- DESCRIPTION OF THE TASK -
Present every line of the rows below as a Markdown table with the columns Number and Line, numbering each line and leaving out blank lines. Omit the pictures from the table.

┏━━

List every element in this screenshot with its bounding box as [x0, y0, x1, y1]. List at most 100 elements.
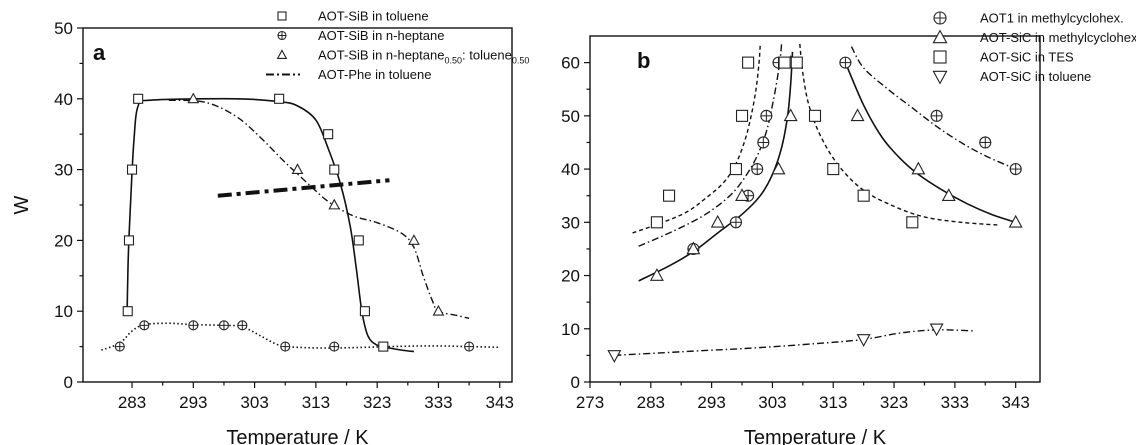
x-tick-label: 303 — [240, 393, 268, 412]
x-tick-label: 313 — [819, 393, 847, 412]
series-0-point — [979, 136, 992, 149]
legend-marker — [932, 29, 948, 44]
series-2-point — [790, 56, 803, 69]
panel-label: a — [93, 40, 106, 65]
series-0-point — [329, 164, 340, 175]
series-0-point — [126, 164, 138, 175]
x-tick-label: 303 — [758, 393, 786, 412]
series-0-point — [123, 235, 135, 246]
series-2-point — [650, 216, 663, 229]
series-1-point — [218, 320, 230, 331]
series-2-point — [729, 163, 742, 176]
series-2-point — [408, 234, 420, 245]
series-1-point — [139, 320, 150, 331]
series-0-line-1 — [850, 46, 1010, 168]
series-0-point — [760, 109, 773, 122]
legend-entry-label: AOT-SiB in n-heptane — [318, 28, 444, 43]
legend: AOT-SiB in toluene AOT-SiB in n-heptane AO… — [266, 9, 529, 82]
legend-entry-label: AOT-SiC in toluene — [980, 69, 1091, 84]
series-2-line-0 — [168, 99, 470, 319]
y-tick-label: 20 — [54, 231, 73, 250]
series-0-point — [274, 93, 285, 104]
series-0-point — [133, 93, 144, 104]
x-tick-label: 333 — [424, 393, 452, 412]
series-3-line-0 — [217, 178, 390, 198]
series-2-line-1 — [799, 43, 998, 226]
series-1-point — [649, 268, 664, 281]
series-0-point — [930, 109, 943, 122]
x-axis-label: Temperature / K — [744, 427, 887, 445]
x-tick-label: 343 — [1001, 393, 1029, 412]
series-0-line-0 — [126, 97, 415, 353]
series-1-point — [1008, 214, 1023, 228]
series-1-point — [911, 161, 926, 175]
legend: AOT1 in methylcyclohex. AOT-SiC in methyl… — [932, 11, 1136, 85]
series-2-point — [808, 109, 822, 122]
panel-label: b — [637, 48, 650, 73]
series-1-point — [850, 108, 865, 122]
series-1-point — [735, 188, 750, 201]
series-2-point — [432, 304, 445, 316]
series-3-line-0 — [614, 329, 974, 357]
x-tick-label: 323 — [363, 393, 391, 412]
series-0-point — [122, 306, 133, 317]
series-2-line-0 — [632, 43, 761, 234]
series-1-point — [188, 320, 199, 331]
legend-entry-label: AOT1 in methylcyclohex. — [980, 11, 1124, 26]
series-1-point — [941, 188, 956, 201]
legend-marker — [277, 11, 287, 21]
series-0-point — [323, 129, 334, 140]
series-3-point — [929, 323, 944, 337]
series-0-point — [839, 56, 852, 69]
y-tick-label: 50 — [54, 19, 73, 38]
y-tick-label: 50 — [561, 107, 580, 126]
legend-marker — [933, 11, 947, 25]
series-1-point — [114, 341, 125, 352]
legend-entry-label: AOT-SiB in n-heptane0.50: toluene0.50 — [318, 48, 529, 66]
series-1-point — [710, 214, 725, 228]
series-3-point — [856, 334, 871, 347]
x-tick-label: 293 — [179, 393, 207, 412]
legend-marker — [277, 30, 287, 41]
y-tick-label: 20 — [561, 267, 580, 286]
series-1-point — [686, 241, 701, 255]
series-1-point — [329, 341, 340, 352]
legend-entry-label: AOT-Phe in toluene — [318, 67, 431, 82]
series-0-point — [757, 136, 770, 149]
chart-panel-a: 283 293 303 313 323 333 343 0 10 20 30 40 50 Temperat… — [11, 9, 529, 445]
y-tick-label: 30 — [561, 213, 580, 232]
x-tick-label: 333 — [941, 393, 969, 412]
x-tick-label: 273 — [576, 393, 604, 412]
y-tick-label: 30 — [54, 161, 73, 180]
series-0-line-0 — [638, 43, 783, 247]
series-3-point — [607, 350, 622, 363]
series-2-point — [663, 189, 676, 202]
legend-marker — [933, 50, 947, 64]
series-1-line-1 — [844, 62, 1016, 224]
y-tick-label: 10 — [54, 302, 73, 321]
x-tick-label: 293 — [697, 393, 725, 412]
chart-panel-b: 273 283 293 303 313 323 333 343 0 10 20 30 40 50 60 Tem… — [561, 11, 1136, 445]
series-2-point — [827, 163, 840, 176]
legend-marker — [276, 49, 288, 60]
series-2-point — [735, 109, 749, 122]
series-1-point — [464, 341, 475, 352]
x-tick-label: 343 — [486, 393, 514, 412]
series-2-point — [187, 92, 200, 104]
y-axis-label: W — [11, 195, 33, 214]
series-2-point — [328, 198, 341, 210]
y-tick-label: 60 — [561, 54, 580, 73]
series-2-point — [742, 56, 755, 69]
series-2-point — [291, 163, 304, 175]
series-0-point — [353, 235, 364, 246]
series-1-point — [771, 161, 786, 175]
series-1-line-0 — [101, 322, 500, 351]
series-1-point — [783, 108, 798, 122]
x-tick-label: 313 — [302, 393, 330, 412]
series-2-point — [778, 56, 791, 69]
plot-frame-b — [589, 35, 1041, 383]
series-0-point — [729, 216, 742, 229]
x-tick-label: 283 — [637, 393, 665, 412]
y-tick-label: 40 — [54, 90, 73, 109]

┗━━

- CORRECT RESULT -
| Number | Line |
|---|---|
| 1 | List every element in this screenshot with its bounding box as [x0, y0, x1, y1]. List at most 100 elements. |
| 2 | x-tick-label: 303 — [240, 393, 268, 412] |
| 3 | x-tick-label: 313 — [819, 393, 847, 412] |
| 4 | series-0-point — [979, 136, 992, 149] |
| 5 | legend-marker — [932, 29, 948, 44] |
| 6 | series-2-point — [790, 56, 803, 69] |
| 7 | panel-label: a — [93, 40, 106, 65] |
| 8 | series-0-point — [329, 164, 340, 175] |
| 9 | series-0-point — [126, 164, 138, 175] |
| 10 | x-tick-label: 303 — [758, 393, 786, 412] |
| 11 | series-0-point — [123, 235, 135, 246] |
| 12 | series-2-point — [650, 216, 663, 229] |
| 13 | series-1-point — [218, 320, 230, 331] |
| 14 | series-2-point — [729, 163, 742, 176] |
| 15 | series-2-point — [408, 234, 420, 245] |
| 16 | series-1-point — [139, 320, 150, 331] |
| 17 | series-0-line-1 — [850, 46, 1010, 168] |
| 18 | series-0-point — [760, 109, 773, 122] |
| 19 | legend-entry-label: AOT-SiB in n-heptane — [318, 28, 444, 43] |
| 20 | legend: AOT-SiB in toluene AOT-SiB in n-heptane AO… — [266, 9, 529, 82] |
| 21 | legend-entry-label: AOT-SiC in toluene — [980, 69, 1091, 84] |
| 22 | series-2-line-0 — [168, 99, 470, 319] |
| 23 | y-tick-label: 20 — [54, 231, 73, 250] |
| 24 | series-0-point — [274, 93, 285, 104] |
| 25 | series-0-point — [133, 93, 144, 104] |
| 26 | x-tick-label: 333 — [424, 393, 452, 412] |
| 27 | series-3-line-0 — [217, 178, 390, 198] |
| 28 | series-2-line-1 — [799, 43, 998, 226] |
| 29 | series-1-point — [649, 268, 664, 281] |
| 30 | series-0-point — [930, 109, 943, 122] |
| 31 | x-axis-label: Temperature / K — [744, 427, 887, 445] |
| 32 | x-tick-label: 343 — [1001, 393, 1029, 412] |
| 33 | series-0-line-0 — [126, 97, 415, 353] |
| 34 | series-1-point — [1008, 214, 1023, 228] |
| 35 | series-1-point — [911, 161, 926, 175] |
| 36 | legend: AOT1 in methylcyclohex. AOT-SiC in methyl… — [932, 11, 1136, 85] |
| 37 | series-2-point — [808, 109, 822, 122] |
| 38 | panel-label: b — [637, 48, 650, 73] |
| 39 | series-1-point — [850, 108, 865, 122] |
| 40 | series-1-point — [735, 188, 750, 201] |
| 41 | series-2-point — [432, 304, 445, 316] |
| 42 | series-3-line-0 — [614, 329, 974, 357] |
| 43 | x-tick-label: 323 — [363, 393, 391, 412] |
| 44 | series-0-point — [122, 306, 133, 317] |
| 45 | series-2-line-0 — [632, 43, 761, 234] |
| 46 | series-1-point — [188, 320, 199, 331] |
| 47 | legend-entry-label: AOT1 in methylcyclohex. — [980, 11, 1124, 26] |
| 48 | series-1-point — [941, 188, 956, 201] |
| 49 | legend-marker — [277, 11, 287, 21] |
| 50 | series-0-point — [323, 129, 334, 140] |
| 51 | series-3-point — [929, 323, 944, 337] |
| 52 | series-0-point — [839, 56, 852, 69] |
| 53 | y-tick-label: 50 — [54, 19, 73, 38] |
| 54 | y-tick-label: 50 — [561, 107, 580, 126] |
| 55 | legend-marker — [933, 11, 947, 25] |
| 56 | series-1-point — [114, 341, 125, 352] |
| 57 | legend-entry-label: AOT-SiB in n-heptane0.50: toluene0.50 — [318, 48, 529, 66] |
| 58 | series-1-point — [710, 214, 725, 228] |
| 59 | series-3-point — [856, 334, 871, 347] |
| 60 | x-tick-label: 293 — [179, 393, 207, 412] |
| 61 | legend-marker — [277, 30, 287, 41] |
| 62 | y-tick-label: 20 — [561, 267, 580, 286] |
| 63 | series-1-point — [686, 241, 701, 255] |
| 64 | series-1-point — [329, 341, 340, 352] |
| 65 | legend-entry-label: AOT-Phe in toluene — [318, 67, 431, 82] |
| 66 | series-0-point — [757, 136, 770, 149] |
| 67 | chart-panel-a: 283 293 303 313 323 333 343 0 10 20 30 40 50 Temperat… — [11, 9, 529, 445] |
| 68 | y-tick-label: 30 — [561, 213, 580, 232] |
| 69 | x-tick-label: 333 — [941, 393, 969, 412] |
| 70 | x-tick-label: 273 — [576, 393, 604, 412] |
| 71 | y-tick-label: 30 — [54, 161, 73, 180] |
| 72 | series-0-line-0 — [638, 43, 783, 247] |
| 73 | series-3-point — [607, 350, 622, 363] |
| 74 | series-2-point — [663, 189, 676, 202] |
| 75 | legend-marker — [933, 50, 947, 64] |
| 76 | series-1-line-1 — [844, 62, 1016, 224] |
| 77 | y-tick-label: 10 — [54, 302, 73, 321] |
| 78 | x-tick-label: 293 — [697, 393, 725, 412] |
| 79 | chart-panel-b: 273 283 293 303 313 323 333 343 0 10 20 30 40 50 60 Tem… — [561, 11, 1136, 445] |
| 80 | series-2-point — [827, 163, 840, 176] |
| 81 | legend-marker — [276, 49, 288, 60] |
| 82 | series-2-point — [735, 109, 749, 122] |
| 83 | series-1-point — [464, 341, 475, 352] |
| 84 | x-tick-label: 343 — [486, 393, 514, 412] |
| 85 | series-2-point — [187, 92, 200, 104] |
| 86 | y-axis-label: W — [11, 195, 33, 214] |
| 87 | series-2-point — [328, 198, 341, 210] |
| 88 | y-tick-label: 60 — [561, 54, 580, 73] |
| 89 | series-2-point — [742, 56, 755, 69] |
| 90 | series-2-point — [291, 163, 304, 175] |
| 91 | series-0-point — [353, 235, 364, 246] |
| 92 | series-1-point — [771, 161, 786, 175] |
| 93 | series-1-line-0 — [101, 322, 500, 351] |
| 94 | series-1-point — [783, 108, 798, 122] |
| 95 | x-tick-label: 313 — [302, 393, 330, 412] |
| 96 | series-2-point — [778, 56, 791, 69] |
| 97 | plot-frame-b — [589, 35, 1041, 383] |
| 98 | series-0-point — [729, 216, 742, 229] |
| 99 | x-tick-label: 283 — [637, 393, 665, 412] |
| 100 | y-tick-label: 40 — [54, 90, 73, 109] |